(Saved entries)
-------

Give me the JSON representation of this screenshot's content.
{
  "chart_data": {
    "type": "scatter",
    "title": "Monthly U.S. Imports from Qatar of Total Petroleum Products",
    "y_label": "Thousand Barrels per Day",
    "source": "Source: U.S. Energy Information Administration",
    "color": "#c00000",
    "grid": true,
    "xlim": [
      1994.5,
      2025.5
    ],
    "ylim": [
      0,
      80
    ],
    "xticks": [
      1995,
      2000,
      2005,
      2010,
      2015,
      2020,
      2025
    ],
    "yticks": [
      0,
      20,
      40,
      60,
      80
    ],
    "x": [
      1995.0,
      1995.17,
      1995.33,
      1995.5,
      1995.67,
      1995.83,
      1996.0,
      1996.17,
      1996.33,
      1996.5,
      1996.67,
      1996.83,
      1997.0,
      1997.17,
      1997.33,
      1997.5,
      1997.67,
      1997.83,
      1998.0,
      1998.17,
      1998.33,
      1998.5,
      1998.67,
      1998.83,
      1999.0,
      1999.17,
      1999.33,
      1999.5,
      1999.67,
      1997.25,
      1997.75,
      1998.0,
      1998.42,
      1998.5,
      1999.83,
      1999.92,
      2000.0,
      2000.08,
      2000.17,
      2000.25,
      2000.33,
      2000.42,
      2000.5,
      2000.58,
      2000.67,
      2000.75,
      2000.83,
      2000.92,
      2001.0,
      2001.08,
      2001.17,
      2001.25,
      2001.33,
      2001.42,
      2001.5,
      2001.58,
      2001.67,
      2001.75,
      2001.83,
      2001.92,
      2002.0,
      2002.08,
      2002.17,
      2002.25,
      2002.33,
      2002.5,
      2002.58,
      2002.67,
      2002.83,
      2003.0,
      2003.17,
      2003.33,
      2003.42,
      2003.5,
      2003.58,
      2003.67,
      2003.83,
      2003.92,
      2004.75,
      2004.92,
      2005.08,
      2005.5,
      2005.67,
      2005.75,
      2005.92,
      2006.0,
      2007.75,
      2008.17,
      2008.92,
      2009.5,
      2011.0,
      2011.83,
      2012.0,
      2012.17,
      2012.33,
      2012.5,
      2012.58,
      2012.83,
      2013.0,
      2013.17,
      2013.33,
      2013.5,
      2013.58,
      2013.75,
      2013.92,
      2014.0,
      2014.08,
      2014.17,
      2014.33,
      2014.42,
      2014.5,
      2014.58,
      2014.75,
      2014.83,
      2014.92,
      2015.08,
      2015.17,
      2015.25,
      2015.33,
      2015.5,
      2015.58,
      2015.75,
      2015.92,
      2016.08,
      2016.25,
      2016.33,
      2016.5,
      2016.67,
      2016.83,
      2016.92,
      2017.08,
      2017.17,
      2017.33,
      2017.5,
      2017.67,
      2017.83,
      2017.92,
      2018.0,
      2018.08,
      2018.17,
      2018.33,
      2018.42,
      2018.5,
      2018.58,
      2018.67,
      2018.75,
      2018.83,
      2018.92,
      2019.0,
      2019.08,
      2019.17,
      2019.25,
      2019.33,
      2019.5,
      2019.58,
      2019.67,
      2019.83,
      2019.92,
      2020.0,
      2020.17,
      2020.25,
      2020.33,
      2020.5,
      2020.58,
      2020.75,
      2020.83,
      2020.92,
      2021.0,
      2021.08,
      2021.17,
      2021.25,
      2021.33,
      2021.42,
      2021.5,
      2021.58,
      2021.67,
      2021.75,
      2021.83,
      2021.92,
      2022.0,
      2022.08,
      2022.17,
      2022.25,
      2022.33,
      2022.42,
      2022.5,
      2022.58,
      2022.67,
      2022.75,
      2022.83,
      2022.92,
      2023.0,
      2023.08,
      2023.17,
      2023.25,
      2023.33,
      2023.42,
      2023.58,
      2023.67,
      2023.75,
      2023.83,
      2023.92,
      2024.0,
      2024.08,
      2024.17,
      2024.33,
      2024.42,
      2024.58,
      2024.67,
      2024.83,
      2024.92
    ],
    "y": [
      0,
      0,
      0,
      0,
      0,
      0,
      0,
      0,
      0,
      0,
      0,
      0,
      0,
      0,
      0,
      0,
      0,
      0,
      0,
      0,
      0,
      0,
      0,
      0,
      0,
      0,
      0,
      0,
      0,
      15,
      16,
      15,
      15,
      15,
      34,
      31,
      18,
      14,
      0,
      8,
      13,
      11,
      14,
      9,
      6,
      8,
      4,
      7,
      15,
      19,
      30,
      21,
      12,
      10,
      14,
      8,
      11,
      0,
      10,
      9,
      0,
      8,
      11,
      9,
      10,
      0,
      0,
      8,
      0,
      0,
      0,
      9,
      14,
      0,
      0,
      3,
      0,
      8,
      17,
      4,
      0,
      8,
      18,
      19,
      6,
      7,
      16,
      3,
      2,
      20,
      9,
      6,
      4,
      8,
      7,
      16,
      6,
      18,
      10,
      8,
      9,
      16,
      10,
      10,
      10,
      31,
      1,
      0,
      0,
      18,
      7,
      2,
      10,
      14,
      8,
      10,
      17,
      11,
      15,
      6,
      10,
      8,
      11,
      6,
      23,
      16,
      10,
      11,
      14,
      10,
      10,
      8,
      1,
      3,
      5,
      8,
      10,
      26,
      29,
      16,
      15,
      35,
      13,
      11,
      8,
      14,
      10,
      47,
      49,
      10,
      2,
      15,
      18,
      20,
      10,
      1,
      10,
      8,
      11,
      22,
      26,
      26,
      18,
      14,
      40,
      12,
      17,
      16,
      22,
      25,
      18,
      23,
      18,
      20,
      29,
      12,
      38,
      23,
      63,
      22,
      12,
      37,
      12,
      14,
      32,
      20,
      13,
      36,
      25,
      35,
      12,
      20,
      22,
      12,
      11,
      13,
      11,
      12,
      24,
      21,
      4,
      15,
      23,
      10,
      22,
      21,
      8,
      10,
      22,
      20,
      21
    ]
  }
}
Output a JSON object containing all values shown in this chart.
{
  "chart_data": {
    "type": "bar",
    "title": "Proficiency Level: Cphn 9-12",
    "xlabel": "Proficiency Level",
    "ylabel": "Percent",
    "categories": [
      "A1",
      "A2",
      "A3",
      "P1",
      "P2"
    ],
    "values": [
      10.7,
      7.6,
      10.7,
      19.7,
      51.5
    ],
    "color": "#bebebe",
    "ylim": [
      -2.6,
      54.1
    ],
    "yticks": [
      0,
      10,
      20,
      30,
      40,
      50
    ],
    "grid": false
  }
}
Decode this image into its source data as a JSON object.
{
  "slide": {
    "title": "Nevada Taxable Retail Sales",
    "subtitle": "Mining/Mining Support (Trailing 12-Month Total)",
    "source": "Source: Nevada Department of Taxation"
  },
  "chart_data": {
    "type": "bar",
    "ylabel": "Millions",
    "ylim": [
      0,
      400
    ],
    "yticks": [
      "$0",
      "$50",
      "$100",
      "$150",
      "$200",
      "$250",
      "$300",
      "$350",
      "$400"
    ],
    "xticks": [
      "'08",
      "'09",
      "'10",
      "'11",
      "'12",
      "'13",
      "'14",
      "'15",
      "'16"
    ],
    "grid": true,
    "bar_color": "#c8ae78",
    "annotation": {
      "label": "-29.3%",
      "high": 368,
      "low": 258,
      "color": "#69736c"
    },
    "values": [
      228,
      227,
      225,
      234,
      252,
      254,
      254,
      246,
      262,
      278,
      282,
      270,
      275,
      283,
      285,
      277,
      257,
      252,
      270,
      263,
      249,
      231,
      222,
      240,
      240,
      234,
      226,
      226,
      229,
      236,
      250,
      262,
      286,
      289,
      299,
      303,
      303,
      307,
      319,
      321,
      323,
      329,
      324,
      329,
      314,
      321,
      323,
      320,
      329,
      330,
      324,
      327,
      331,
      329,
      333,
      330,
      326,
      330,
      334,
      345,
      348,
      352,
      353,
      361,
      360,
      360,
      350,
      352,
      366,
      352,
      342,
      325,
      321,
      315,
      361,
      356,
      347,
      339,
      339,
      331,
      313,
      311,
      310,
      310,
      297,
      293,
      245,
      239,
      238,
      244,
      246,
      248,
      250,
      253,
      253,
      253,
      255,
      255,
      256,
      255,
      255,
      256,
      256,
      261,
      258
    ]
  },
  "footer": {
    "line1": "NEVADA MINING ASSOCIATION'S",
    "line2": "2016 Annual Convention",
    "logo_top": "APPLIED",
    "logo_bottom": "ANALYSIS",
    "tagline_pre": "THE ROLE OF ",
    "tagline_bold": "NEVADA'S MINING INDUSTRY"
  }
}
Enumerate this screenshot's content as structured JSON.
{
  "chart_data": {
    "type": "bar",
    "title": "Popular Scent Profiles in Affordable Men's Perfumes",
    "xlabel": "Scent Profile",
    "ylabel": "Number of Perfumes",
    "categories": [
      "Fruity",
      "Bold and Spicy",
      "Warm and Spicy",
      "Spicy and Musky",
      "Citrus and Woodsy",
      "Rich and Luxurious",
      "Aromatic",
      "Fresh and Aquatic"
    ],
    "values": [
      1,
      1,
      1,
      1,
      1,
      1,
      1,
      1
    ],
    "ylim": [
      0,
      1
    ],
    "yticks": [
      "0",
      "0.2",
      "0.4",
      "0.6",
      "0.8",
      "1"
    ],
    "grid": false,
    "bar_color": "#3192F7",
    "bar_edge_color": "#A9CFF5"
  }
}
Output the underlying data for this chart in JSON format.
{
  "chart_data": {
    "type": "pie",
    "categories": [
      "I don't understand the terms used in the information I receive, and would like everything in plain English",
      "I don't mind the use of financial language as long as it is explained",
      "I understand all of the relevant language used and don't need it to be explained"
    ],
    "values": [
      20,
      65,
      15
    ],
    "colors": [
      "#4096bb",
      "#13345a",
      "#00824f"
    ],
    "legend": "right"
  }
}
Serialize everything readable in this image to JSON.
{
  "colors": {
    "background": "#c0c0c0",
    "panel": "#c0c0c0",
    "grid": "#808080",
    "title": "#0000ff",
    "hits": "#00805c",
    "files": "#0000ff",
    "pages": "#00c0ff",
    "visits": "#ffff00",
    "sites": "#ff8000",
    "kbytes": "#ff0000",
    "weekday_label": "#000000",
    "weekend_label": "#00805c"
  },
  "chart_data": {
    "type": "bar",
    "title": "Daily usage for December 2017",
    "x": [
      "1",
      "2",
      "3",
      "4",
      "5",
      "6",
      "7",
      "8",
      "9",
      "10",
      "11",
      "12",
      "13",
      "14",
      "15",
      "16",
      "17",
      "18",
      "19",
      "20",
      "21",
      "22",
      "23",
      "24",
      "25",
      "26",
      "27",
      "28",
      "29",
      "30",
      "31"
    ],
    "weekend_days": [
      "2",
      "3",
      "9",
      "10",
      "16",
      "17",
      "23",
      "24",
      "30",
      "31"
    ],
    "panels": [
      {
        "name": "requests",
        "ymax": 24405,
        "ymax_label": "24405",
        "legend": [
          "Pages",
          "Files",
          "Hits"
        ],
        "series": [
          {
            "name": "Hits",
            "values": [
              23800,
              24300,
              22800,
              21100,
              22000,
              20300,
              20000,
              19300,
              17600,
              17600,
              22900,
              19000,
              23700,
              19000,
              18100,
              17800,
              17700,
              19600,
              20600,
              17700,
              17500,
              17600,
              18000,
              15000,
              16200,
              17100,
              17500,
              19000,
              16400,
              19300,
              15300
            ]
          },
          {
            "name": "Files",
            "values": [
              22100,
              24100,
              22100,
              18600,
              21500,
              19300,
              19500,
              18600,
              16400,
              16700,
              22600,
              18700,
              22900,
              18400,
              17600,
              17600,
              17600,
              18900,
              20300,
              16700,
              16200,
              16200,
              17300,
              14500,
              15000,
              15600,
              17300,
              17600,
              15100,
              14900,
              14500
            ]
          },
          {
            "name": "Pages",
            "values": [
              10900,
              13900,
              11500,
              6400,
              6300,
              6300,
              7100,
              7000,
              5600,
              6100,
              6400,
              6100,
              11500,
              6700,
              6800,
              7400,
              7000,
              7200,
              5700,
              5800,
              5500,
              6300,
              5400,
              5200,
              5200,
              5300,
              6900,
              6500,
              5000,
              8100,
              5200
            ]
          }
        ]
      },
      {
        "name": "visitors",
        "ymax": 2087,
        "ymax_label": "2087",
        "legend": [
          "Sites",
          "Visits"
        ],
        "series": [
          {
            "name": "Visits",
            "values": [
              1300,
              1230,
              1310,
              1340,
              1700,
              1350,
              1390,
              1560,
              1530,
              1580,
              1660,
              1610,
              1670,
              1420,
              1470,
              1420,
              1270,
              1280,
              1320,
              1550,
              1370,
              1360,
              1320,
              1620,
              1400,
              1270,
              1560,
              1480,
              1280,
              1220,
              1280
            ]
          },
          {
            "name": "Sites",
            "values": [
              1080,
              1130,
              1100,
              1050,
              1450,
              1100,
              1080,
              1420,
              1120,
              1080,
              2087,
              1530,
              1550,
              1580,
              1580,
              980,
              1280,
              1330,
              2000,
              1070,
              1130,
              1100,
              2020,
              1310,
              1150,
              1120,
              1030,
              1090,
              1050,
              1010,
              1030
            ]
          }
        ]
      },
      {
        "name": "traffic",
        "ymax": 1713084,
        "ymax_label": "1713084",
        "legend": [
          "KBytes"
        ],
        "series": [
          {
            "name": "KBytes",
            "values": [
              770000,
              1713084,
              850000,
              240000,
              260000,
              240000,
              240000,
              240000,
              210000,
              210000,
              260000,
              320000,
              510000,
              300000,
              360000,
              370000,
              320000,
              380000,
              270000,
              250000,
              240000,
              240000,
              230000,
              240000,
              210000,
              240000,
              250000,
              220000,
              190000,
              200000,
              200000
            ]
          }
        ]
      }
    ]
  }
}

-------

- EXERCISE DESCRIPTION
Look through the entries above; copy every line holding the string "screenshot".

- SOLUTION FOR THIS EXERCISE
Give me the JSON representation of this screenshot's content.
Enumerate this screenshot's content as structured JSON.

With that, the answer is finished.